A run of records
********************

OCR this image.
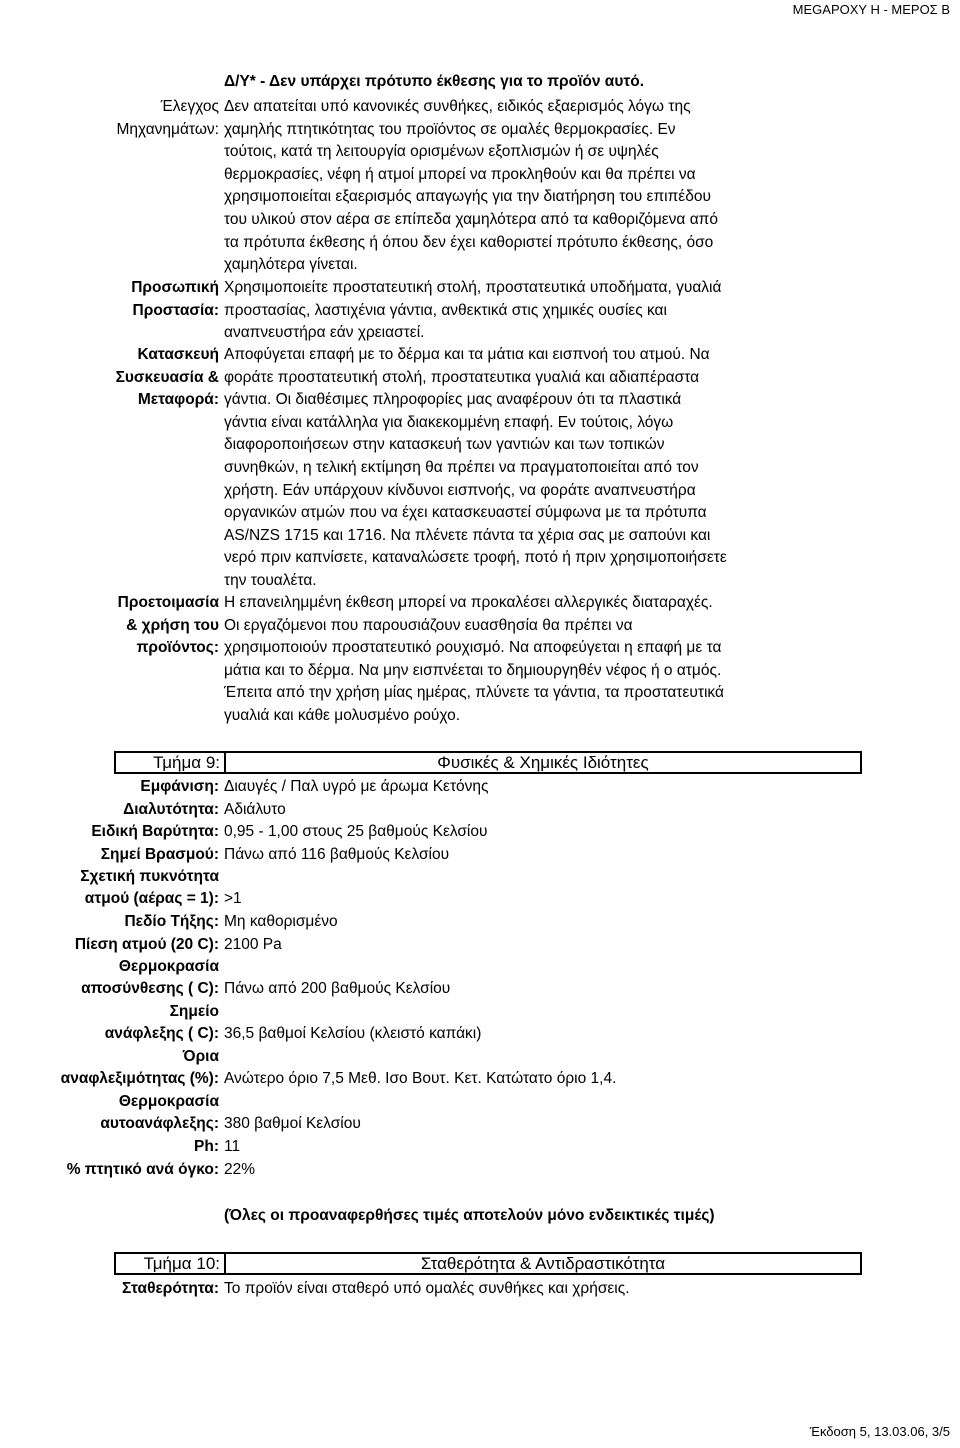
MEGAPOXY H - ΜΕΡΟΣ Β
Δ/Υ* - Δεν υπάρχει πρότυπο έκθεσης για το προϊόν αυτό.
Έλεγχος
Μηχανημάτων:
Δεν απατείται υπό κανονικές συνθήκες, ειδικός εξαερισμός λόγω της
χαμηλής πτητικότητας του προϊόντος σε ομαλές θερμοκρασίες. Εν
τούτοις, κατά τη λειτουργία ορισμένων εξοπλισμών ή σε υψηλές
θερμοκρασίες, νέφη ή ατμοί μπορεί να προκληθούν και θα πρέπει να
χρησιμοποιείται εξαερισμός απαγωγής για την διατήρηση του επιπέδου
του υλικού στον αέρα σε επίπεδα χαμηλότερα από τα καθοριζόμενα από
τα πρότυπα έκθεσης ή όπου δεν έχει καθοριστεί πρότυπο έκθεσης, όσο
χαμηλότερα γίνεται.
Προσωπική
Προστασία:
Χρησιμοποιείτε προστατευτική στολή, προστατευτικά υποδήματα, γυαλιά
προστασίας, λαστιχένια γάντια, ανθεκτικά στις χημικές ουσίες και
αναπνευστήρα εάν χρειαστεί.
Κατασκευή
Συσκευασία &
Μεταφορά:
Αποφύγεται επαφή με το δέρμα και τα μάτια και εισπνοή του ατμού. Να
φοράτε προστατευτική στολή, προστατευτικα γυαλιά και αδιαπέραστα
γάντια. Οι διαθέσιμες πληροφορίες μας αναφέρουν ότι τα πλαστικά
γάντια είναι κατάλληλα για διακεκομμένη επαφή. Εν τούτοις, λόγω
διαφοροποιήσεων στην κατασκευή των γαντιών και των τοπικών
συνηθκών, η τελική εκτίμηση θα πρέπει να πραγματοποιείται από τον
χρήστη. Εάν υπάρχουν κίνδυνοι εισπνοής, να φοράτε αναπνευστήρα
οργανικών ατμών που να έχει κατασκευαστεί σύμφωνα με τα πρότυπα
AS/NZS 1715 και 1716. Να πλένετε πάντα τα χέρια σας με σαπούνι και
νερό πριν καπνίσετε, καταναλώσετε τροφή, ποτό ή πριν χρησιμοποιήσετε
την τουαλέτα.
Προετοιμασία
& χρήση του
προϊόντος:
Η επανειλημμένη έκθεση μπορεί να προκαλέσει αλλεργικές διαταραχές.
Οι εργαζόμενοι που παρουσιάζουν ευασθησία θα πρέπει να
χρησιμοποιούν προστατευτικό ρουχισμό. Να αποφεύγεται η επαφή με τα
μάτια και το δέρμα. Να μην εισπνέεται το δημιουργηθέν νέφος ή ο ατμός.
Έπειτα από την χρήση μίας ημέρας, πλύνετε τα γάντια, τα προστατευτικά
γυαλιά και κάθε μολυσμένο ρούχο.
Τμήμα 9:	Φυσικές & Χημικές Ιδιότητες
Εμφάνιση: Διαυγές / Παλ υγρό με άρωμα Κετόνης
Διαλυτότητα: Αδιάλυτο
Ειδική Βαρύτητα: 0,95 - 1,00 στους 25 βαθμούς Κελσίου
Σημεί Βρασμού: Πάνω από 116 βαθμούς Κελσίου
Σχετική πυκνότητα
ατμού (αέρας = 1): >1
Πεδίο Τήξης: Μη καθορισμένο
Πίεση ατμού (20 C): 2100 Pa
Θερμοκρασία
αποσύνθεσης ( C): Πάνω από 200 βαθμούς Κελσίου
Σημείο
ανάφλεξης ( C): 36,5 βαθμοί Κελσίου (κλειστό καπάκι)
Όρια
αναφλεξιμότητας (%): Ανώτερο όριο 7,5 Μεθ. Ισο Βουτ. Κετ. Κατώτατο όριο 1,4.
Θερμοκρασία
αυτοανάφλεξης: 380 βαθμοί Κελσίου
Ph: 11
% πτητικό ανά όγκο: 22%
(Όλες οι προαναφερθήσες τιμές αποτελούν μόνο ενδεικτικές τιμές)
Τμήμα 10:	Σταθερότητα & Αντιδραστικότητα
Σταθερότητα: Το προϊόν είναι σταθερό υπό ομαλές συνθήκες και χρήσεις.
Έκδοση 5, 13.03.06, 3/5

********************

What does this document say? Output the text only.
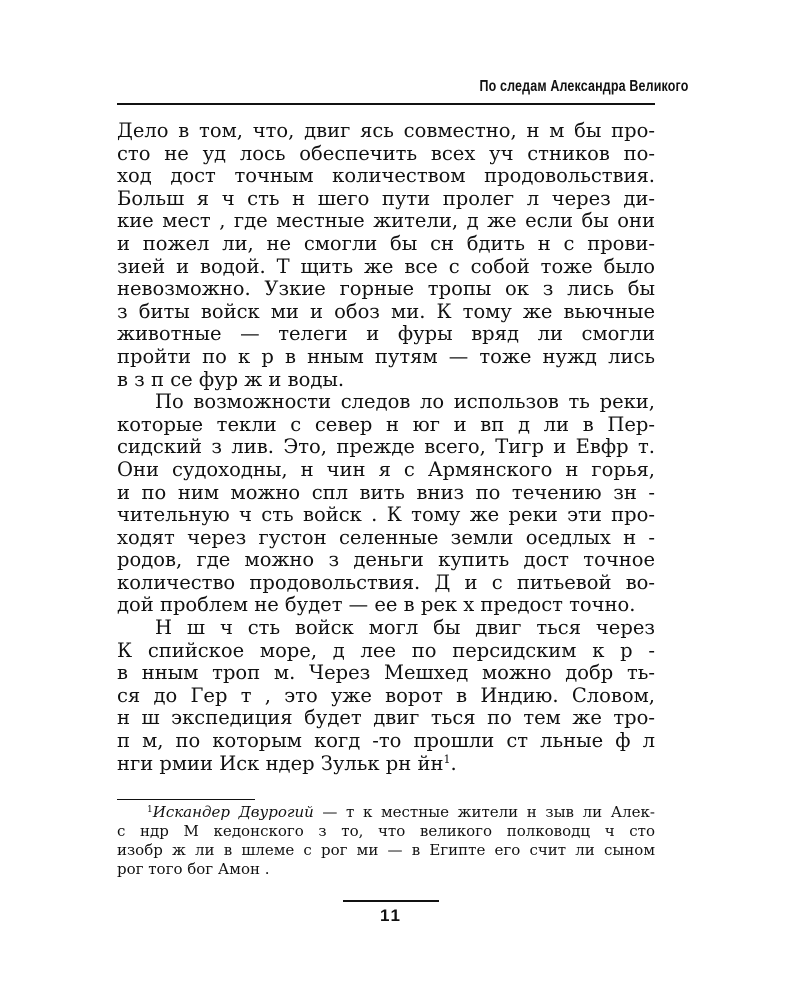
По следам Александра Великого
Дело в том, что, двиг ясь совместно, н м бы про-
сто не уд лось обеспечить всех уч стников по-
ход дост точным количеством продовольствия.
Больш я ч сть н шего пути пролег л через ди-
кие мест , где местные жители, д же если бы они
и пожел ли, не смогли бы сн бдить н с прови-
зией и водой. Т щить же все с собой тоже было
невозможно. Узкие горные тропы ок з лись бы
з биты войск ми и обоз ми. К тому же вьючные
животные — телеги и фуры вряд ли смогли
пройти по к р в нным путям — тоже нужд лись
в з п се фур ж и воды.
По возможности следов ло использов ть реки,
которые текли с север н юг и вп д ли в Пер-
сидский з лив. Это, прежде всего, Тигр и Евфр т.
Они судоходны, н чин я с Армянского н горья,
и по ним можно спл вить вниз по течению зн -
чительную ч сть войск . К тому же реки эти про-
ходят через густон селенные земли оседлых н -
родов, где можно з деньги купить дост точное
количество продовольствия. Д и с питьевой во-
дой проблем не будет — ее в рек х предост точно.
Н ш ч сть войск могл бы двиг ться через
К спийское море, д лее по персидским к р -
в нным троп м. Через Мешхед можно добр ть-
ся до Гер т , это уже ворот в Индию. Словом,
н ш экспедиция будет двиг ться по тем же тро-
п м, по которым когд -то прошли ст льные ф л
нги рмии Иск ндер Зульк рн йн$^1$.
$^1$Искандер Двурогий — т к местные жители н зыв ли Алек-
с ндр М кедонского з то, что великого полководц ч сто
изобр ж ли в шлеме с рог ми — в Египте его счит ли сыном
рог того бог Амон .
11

********************

* AIM
Filter the records down to the lines that contain the string "будет", and copy those lines.

* THE RESULT
дой проблем не будет — ее в рек х предост точно.
н ш экспедиция будет двиг ться по тем же тро-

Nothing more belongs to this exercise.